DIRECTIONS FOR THIS TASK -> Count up the lines in the following listing that hold the word "page", then give only that count.
---------- MATERIAL SUPPLIED
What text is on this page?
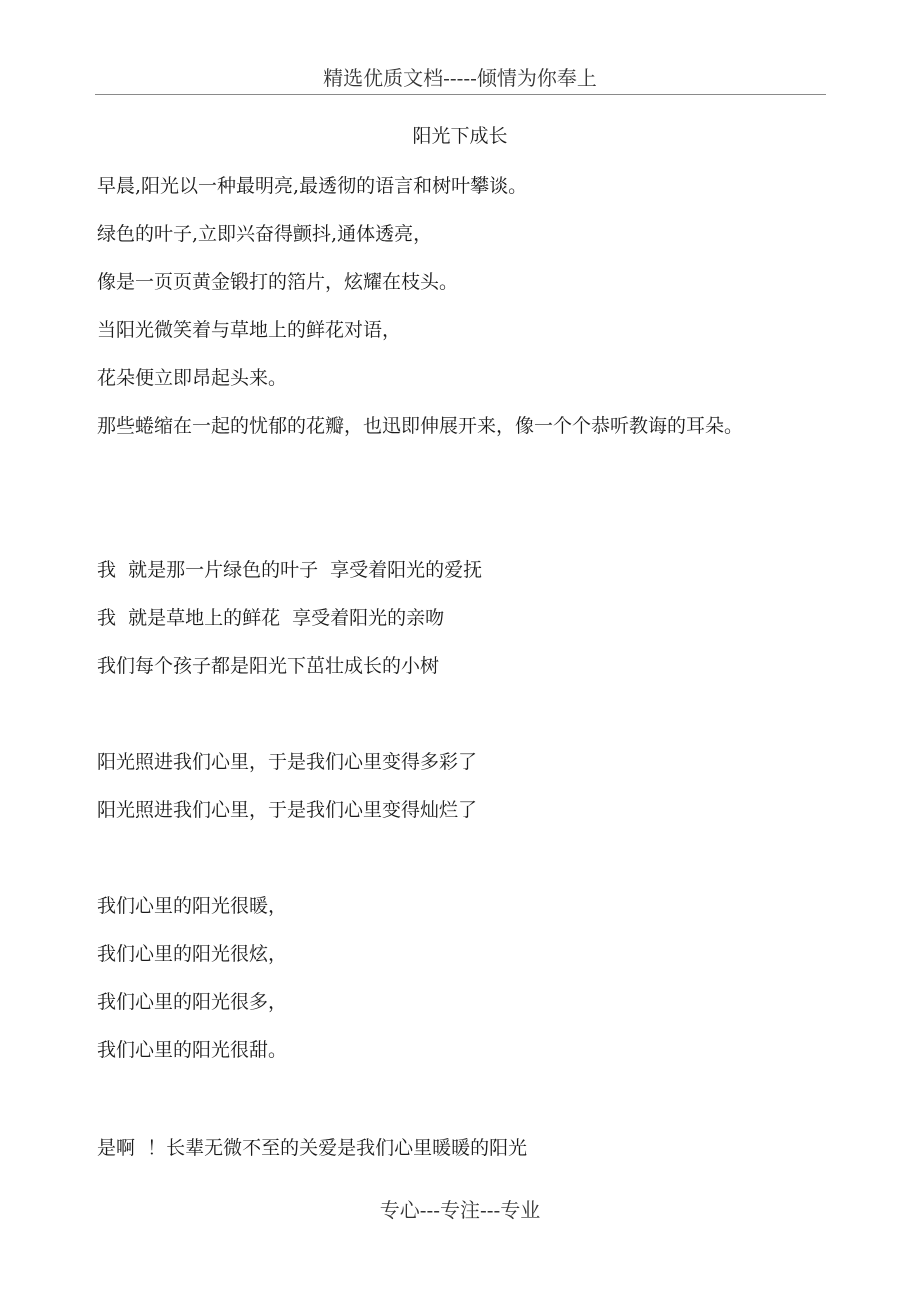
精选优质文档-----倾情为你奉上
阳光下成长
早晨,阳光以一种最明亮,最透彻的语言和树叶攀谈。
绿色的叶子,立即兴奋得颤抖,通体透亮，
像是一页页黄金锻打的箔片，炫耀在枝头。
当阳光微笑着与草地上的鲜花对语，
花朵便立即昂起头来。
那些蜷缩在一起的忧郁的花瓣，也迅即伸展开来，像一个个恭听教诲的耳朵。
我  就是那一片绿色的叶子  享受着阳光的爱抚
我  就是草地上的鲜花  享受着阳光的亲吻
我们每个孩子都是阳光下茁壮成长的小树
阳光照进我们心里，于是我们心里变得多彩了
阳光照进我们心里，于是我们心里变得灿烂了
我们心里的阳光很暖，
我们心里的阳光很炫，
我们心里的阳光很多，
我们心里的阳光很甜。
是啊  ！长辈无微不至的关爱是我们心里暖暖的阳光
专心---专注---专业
--------------------
---------- MATERIAL SUPPLIED
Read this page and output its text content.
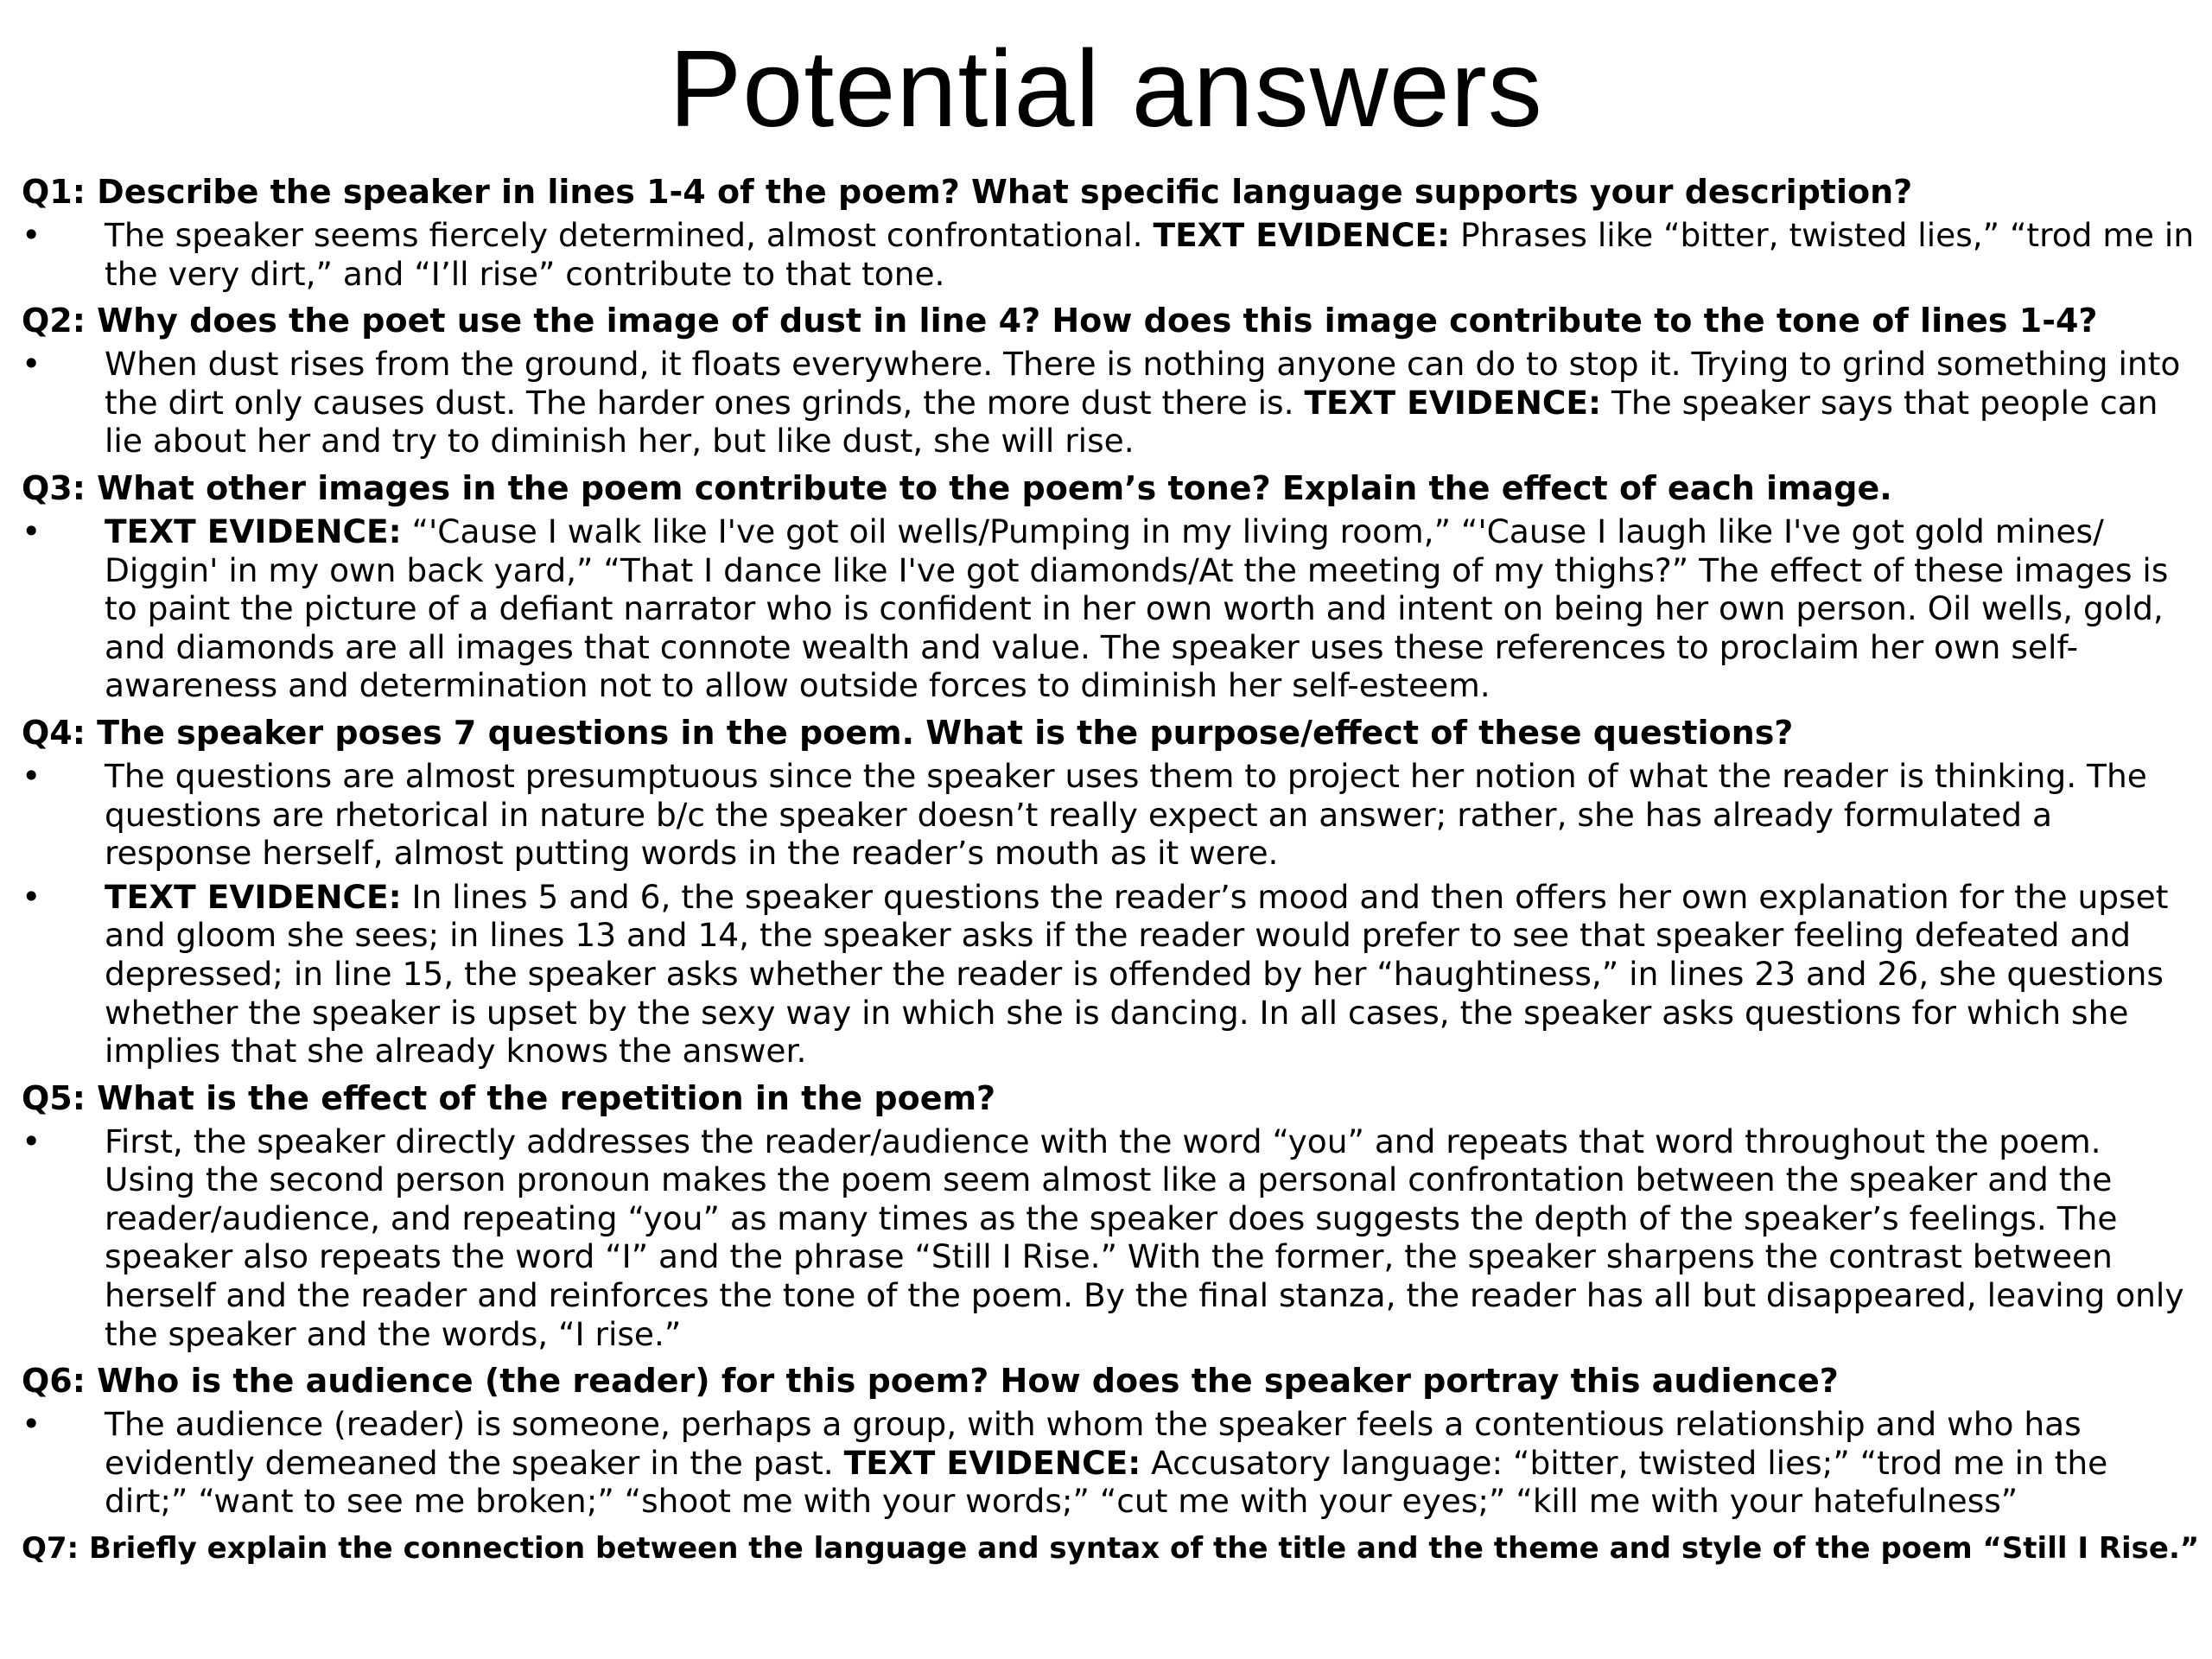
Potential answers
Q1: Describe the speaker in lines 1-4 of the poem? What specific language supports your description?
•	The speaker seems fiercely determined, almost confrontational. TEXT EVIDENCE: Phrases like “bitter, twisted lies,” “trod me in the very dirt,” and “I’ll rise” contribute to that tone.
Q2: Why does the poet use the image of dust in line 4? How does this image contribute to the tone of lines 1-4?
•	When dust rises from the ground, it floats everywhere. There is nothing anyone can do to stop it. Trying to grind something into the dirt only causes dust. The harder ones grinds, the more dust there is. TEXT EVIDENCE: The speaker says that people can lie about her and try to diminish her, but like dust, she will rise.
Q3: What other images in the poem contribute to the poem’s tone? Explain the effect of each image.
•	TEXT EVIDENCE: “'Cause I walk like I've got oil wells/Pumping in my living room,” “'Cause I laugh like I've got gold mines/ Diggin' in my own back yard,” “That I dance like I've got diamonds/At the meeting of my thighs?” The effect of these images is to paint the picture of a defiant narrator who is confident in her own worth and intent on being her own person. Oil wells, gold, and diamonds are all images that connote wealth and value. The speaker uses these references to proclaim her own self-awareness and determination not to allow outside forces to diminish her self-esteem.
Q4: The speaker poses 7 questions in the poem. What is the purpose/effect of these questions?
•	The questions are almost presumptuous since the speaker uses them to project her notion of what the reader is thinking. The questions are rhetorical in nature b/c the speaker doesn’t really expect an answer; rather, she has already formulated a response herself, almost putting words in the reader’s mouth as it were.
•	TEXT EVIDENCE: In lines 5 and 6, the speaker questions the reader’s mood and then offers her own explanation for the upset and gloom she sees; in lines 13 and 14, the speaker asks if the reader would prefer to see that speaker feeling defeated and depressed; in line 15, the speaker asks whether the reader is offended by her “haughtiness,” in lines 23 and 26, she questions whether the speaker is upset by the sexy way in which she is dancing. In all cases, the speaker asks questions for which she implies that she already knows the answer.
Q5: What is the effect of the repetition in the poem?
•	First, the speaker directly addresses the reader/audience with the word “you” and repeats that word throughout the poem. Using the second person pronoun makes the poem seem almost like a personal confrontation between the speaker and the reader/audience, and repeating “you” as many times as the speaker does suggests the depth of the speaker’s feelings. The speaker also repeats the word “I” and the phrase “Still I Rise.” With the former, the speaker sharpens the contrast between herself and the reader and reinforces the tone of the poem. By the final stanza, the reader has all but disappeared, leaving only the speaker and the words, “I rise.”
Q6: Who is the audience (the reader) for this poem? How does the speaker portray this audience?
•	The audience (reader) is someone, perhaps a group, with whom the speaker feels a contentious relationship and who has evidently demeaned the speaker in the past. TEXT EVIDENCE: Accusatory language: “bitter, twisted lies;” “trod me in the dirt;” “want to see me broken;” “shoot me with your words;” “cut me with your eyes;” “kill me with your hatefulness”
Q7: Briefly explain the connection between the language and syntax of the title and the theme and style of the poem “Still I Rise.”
--------------------
CORRECT OUTPUT -> 2